Exercise.
Collect each line of the entries that holds the string "text".

Extracted entries.
+--
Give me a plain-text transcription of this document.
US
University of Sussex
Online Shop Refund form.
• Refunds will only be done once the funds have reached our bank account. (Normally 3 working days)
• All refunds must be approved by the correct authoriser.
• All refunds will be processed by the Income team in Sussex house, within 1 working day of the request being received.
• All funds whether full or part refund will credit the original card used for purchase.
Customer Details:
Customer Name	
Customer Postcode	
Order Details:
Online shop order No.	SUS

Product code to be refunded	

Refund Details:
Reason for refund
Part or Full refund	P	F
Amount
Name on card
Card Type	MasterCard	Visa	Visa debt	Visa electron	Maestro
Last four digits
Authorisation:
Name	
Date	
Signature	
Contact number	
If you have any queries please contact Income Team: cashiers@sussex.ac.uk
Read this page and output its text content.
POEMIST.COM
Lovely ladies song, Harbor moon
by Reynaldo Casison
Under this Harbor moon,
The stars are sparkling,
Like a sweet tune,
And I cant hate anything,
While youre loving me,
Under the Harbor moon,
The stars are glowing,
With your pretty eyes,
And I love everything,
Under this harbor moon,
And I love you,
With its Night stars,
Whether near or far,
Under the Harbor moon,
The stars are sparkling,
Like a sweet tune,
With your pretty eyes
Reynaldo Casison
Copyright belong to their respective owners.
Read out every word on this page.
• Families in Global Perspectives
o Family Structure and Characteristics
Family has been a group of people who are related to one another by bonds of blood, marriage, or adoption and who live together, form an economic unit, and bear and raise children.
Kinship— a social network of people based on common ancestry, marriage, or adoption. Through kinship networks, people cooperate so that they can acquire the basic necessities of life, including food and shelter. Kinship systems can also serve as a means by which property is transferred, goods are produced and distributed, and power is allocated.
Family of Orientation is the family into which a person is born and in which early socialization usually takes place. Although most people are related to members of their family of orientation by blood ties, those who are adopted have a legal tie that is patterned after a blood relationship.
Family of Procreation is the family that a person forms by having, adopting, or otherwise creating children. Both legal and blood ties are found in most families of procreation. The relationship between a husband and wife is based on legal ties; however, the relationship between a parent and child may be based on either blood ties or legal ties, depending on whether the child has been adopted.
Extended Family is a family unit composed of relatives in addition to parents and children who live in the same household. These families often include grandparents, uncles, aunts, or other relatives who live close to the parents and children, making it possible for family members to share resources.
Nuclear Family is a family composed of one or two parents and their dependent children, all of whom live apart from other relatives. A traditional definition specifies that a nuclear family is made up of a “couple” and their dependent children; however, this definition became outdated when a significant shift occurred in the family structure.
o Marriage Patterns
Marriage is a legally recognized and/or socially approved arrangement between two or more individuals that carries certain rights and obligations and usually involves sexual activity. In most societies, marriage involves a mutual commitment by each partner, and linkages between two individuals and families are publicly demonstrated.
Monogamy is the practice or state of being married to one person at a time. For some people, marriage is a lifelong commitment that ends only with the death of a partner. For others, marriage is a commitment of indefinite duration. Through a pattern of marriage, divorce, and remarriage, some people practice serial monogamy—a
+--
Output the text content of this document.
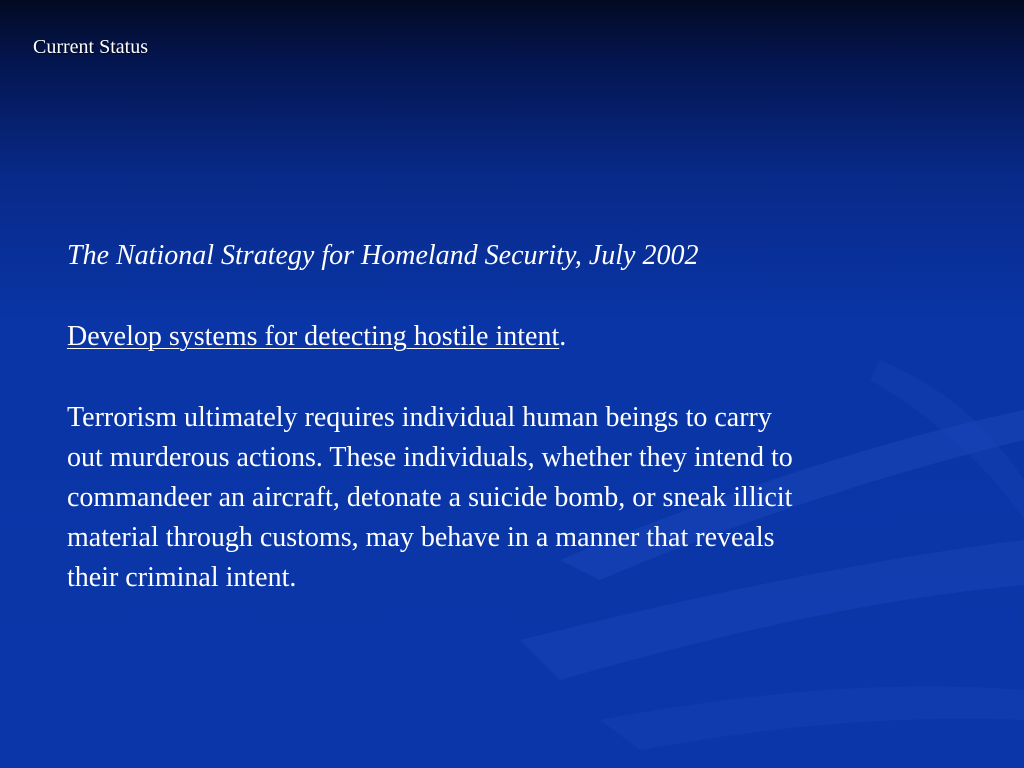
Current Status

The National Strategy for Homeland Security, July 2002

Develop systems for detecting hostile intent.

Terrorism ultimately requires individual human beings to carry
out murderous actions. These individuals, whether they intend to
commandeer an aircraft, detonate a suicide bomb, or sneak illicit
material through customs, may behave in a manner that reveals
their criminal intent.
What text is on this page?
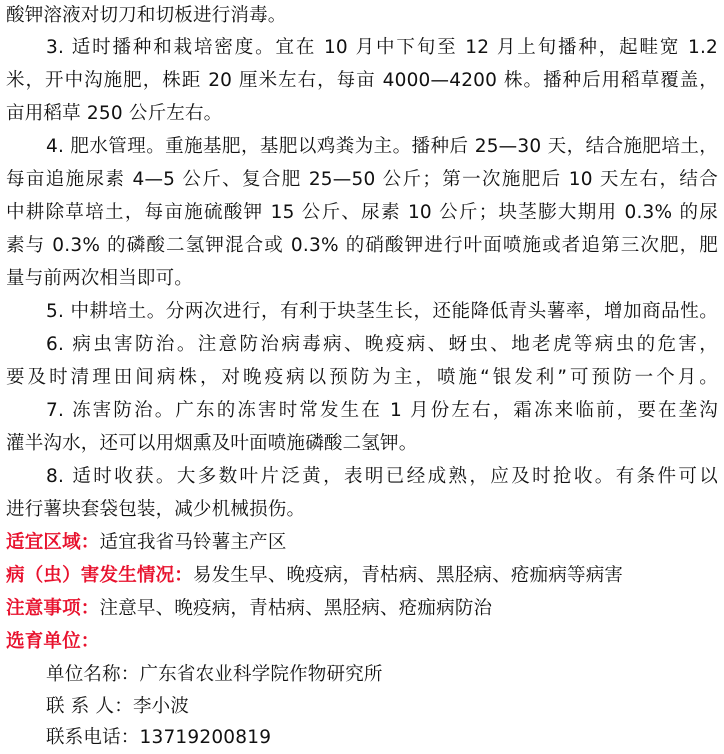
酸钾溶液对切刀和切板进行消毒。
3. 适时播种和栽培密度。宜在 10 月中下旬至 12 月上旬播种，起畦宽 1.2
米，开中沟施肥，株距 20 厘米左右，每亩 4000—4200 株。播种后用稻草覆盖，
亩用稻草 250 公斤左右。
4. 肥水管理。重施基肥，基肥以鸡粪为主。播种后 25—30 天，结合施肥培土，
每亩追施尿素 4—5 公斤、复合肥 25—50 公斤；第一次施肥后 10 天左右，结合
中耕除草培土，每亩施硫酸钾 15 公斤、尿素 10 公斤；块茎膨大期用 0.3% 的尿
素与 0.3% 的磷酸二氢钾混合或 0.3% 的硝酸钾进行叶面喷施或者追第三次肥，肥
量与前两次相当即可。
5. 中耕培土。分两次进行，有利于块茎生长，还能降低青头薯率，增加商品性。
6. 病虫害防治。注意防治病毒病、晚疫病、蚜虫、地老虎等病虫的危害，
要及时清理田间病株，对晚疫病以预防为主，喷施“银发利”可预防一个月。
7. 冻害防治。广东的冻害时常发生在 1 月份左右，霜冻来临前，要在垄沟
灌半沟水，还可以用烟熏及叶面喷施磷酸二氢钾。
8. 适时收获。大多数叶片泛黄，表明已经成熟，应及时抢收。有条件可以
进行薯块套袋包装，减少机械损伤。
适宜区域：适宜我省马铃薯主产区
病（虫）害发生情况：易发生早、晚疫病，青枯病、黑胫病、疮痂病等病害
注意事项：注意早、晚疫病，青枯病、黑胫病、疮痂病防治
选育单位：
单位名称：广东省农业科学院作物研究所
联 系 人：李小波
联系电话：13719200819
+--
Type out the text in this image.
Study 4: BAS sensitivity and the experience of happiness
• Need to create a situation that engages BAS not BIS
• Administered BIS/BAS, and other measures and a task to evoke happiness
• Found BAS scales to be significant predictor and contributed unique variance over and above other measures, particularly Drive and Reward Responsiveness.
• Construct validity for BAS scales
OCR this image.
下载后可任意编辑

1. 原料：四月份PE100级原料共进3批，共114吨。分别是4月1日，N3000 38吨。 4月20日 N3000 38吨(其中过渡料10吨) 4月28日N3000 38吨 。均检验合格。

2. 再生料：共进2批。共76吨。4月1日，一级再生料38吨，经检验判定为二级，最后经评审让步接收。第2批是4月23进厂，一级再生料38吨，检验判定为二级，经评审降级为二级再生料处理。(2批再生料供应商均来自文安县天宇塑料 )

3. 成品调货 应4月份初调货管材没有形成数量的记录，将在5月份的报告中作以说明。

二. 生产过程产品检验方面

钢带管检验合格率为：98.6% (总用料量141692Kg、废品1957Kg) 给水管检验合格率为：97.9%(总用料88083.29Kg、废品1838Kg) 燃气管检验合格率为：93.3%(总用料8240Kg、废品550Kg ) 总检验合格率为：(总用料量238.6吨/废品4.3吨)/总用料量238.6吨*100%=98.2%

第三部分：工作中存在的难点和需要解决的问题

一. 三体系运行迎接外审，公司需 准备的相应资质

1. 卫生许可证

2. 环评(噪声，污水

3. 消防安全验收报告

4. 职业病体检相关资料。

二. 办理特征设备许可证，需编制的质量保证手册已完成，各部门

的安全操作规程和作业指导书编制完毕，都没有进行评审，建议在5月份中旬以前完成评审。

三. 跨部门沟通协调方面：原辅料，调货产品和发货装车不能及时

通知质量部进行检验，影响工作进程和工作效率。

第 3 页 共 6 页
+--
Solution to this exercise.
Give me a plain-text transcription of this document.
Read this page and output its text content.
Output the text content of this document.
What text is on this page?
Type out the text in this image.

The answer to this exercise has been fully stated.